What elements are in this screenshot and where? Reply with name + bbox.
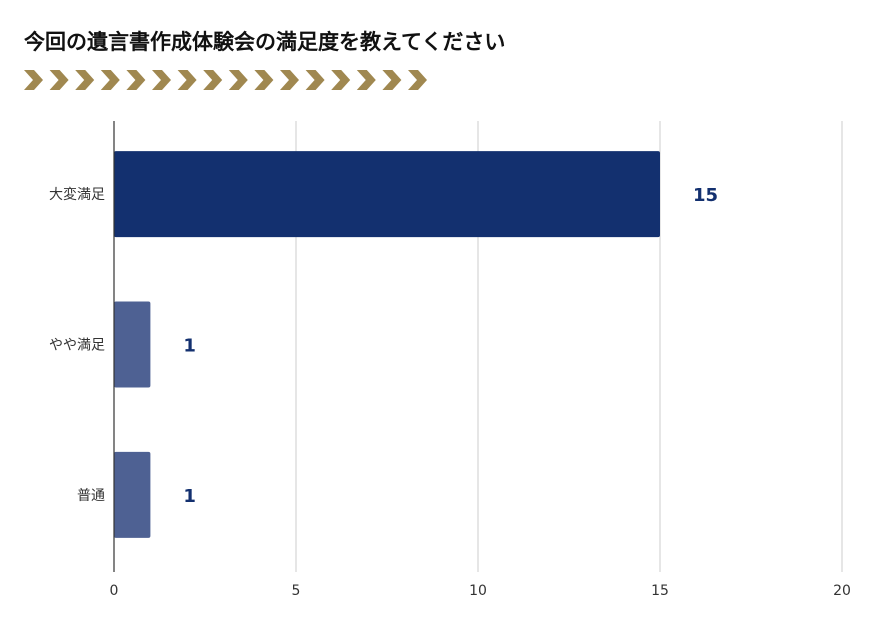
category-label: 普通 — [77, 488, 105, 504]
chevron-right-icon — [408, 70, 427, 90]
chevron-right-icon — [305, 70, 325, 90]
bar — [114, 451, 151, 538]
bar — [114, 151, 660, 238]
chevron-right-icon — [228, 70, 248, 90]
category-label: 大変満足 — [49, 186, 105, 203]
chevron-decoration — [24, 70, 427, 90]
x-tick-label: 0 — [110, 583, 119, 599]
bar — [114, 301, 151, 388]
x-tick-label: 20 — [833, 583, 851, 599]
chevron-right-icon — [254, 70, 274, 90]
data-label: 1 — [183, 486, 196, 507]
chevron-right-icon — [49, 70, 69, 90]
category-label: やや満足 — [49, 338, 105, 354]
chevron-right-icon — [382, 70, 402, 90]
x-tick-label: 10 — [469, 583, 487, 599]
chevron-right-icon — [75, 70, 95, 90]
data-label: 1 — [183, 336, 196, 357]
chevron-right-icon — [126, 70, 146, 90]
chevron-right-icon — [331, 70, 351, 90]
chevron-right-icon — [24, 70, 43, 90]
chevron-right-icon — [280, 70, 299, 90]
chevron-right-icon — [177, 70, 197, 90]
chevron-right-icon — [203, 70, 223, 90]
chart-title: 今回の遺言書作成体験会の満足度を教えてください — [24, 30, 506, 54]
chevron-right-icon — [152, 70, 171, 90]
x-tick-label: 5 — [292, 583, 301, 599]
chevron-right-icon — [356, 70, 376, 90]
x-tick-label: 15 — [651, 583, 669, 599]
chevron-right-icon — [100, 70, 120, 90]
data-label: 15 — [693, 185, 718, 206]
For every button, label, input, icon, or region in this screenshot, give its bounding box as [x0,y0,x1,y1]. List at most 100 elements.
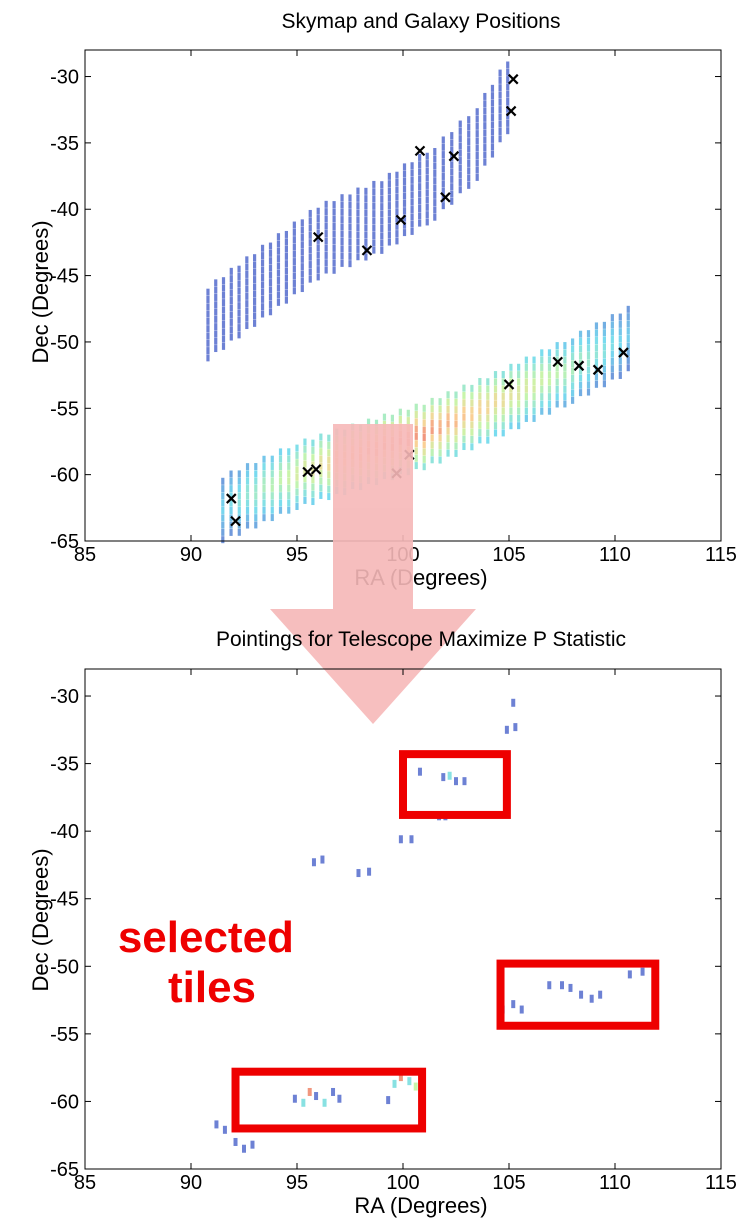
skymap-tile [578,367,583,375]
skymap-tile [414,440,418,448]
skymap-tile [438,441,442,449]
skymap-tile [316,229,320,237]
skymap-tile [221,342,226,350]
skymap-tile [478,377,482,385]
galaxy-marker [226,493,237,504]
skymap-tile [438,456,442,464]
skymap-tile [547,371,552,379]
skymap-tile [410,198,414,206]
skymap-tile [390,414,394,422]
skymap-tile [319,462,323,470]
skymap-tile [395,208,399,216]
skymap-tile [532,407,536,415]
skymap-tile [270,499,274,507]
skymap-tile [229,528,233,536]
skymap-tile [509,407,513,415]
pointing-tile [447,771,452,780]
y-tick-label: -55 [50,1024,79,1046]
skymap-tile [395,186,399,194]
skymap-tile [300,226,304,234]
pointing-tile [417,767,422,776]
skymap-tile [450,183,454,191]
galaxy-marker [230,515,241,527]
skymap-tile [395,200,399,208]
skymap-tile [206,303,210,311]
skymap-tile [486,378,490,386]
skymap-tile [418,205,422,213]
skymap-tile [506,76,510,84]
skymap-tile [594,344,599,352]
skymap-tile [260,252,265,260]
skymap-tile [348,216,352,224]
skymap-tile [483,129,487,137]
skymap-tile [316,273,320,281]
pointings-chart-ylabel: Dec (Degrees) [28,848,53,991]
skymap-tile [438,449,442,457]
skymap-tile [284,267,288,275]
y-tick-label: -45 [50,266,79,288]
skymap-tile [237,302,241,310]
skymap-tile [221,514,225,522]
skymap-tile [237,331,241,339]
skymap-tile [303,467,307,475]
skymap-tile [602,321,606,329]
skymap-tile [406,417,410,425]
skymap-tile [340,230,344,238]
skymap-tile [245,485,250,493]
skymap-tile [327,493,331,501]
skymap-tile [441,136,445,144]
skymap-tile [483,122,487,130]
skymap-tile [245,506,250,514]
skymap-tile [425,152,429,160]
skymap-tile [540,378,544,386]
skymap-tile [327,441,331,449]
skymap-tile [270,477,274,485]
skymap-tile [602,336,606,344]
skymap-tile [245,314,249,322]
skymap-tile [418,153,422,161]
skymap-tile [287,492,291,500]
skymap-tile [327,463,331,471]
skymap-tile [498,76,502,84]
skymap-tile [270,462,274,470]
skymap-tile [478,385,482,393]
skymap-tile [498,84,502,92]
skymap-tile [262,499,266,507]
skymap-tile [229,492,233,500]
skymap-tile [430,397,434,405]
skymap-tile [410,213,414,221]
skymap-tile [316,207,320,215]
skymap-tile [446,405,450,413]
skymap-tile [221,536,225,544]
skymap-tile [270,455,274,463]
skymap-tile [260,281,265,289]
skymap-tile [462,406,466,414]
skymap-tile [467,167,471,175]
highlight-box [231,1067,427,1133]
skymap-tile [462,421,466,429]
skymap-tile [387,172,391,180]
skymap-tile [276,298,281,306]
skymap-tile [626,364,630,372]
skymap-tile [422,448,426,456]
skymap-tile [462,443,466,451]
skymap-tile [430,419,434,427]
skymap-tile [319,440,323,448]
skymap-tile [493,400,498,408]
skymap-tile [586,388,591,396]
skymap-tile [532,400,536,408]
skymap-tile [364,187,368,195]
skymap-tile [348,252,352,260]
x-tick-label: 90 [180,544,202,566]
skymap-tile [268,271,273,279]
skymap-tile [276,240,281,248]
skymap-tile [303,475,307,483]
skymap-tile [478,414,482,422]
skymap-tile [260,266,265,274]
skymap-tile [610,328,614,336]
skymap-tile [410,220,414,228]
skymap-tile [229,470,233,478]
skymap-tile [501,371,505,379]
skymap-tile [478,436,482,444]
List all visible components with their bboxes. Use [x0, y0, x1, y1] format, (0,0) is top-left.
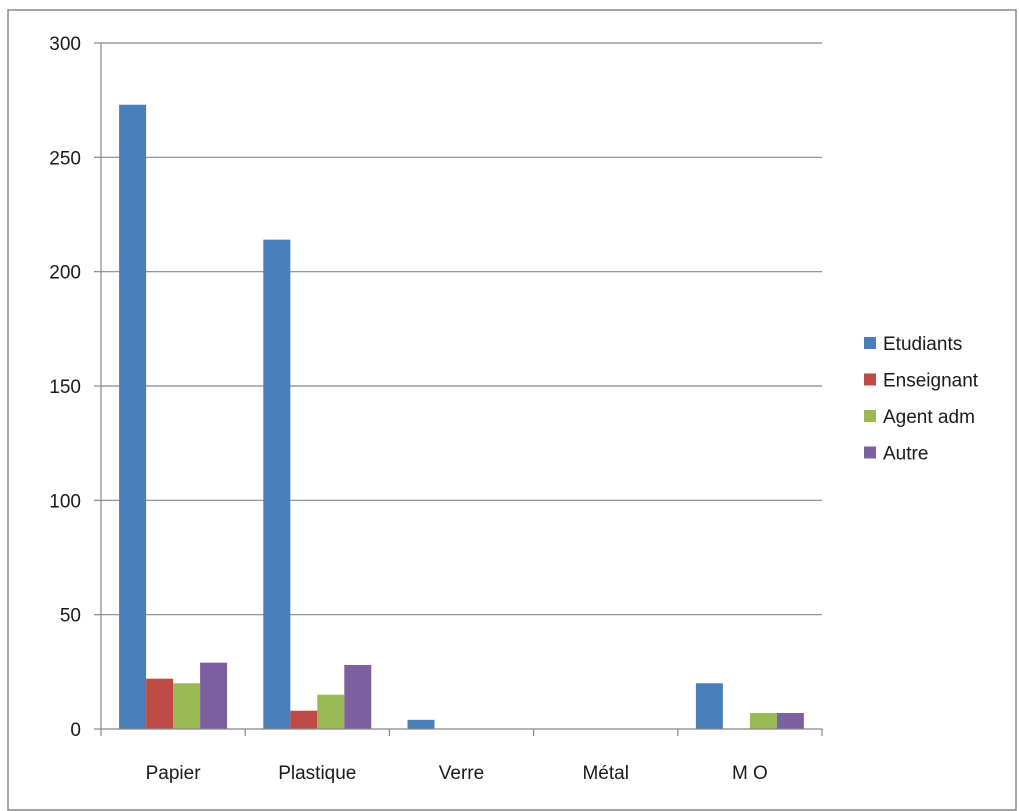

* _Treść zadania_
Wybierz z powyższych wierszy wszystkie, w których występuje ciąg znaków "chart". Przepisz każdy z nich w całości.

* _Wynik zadania_
chart-title: 今回の遺言書作成体験会の満足度を教えてください — [24, 30, 506, 54]
pointings-chart-ylabel: Dec (Degrees) [28,848,53,991]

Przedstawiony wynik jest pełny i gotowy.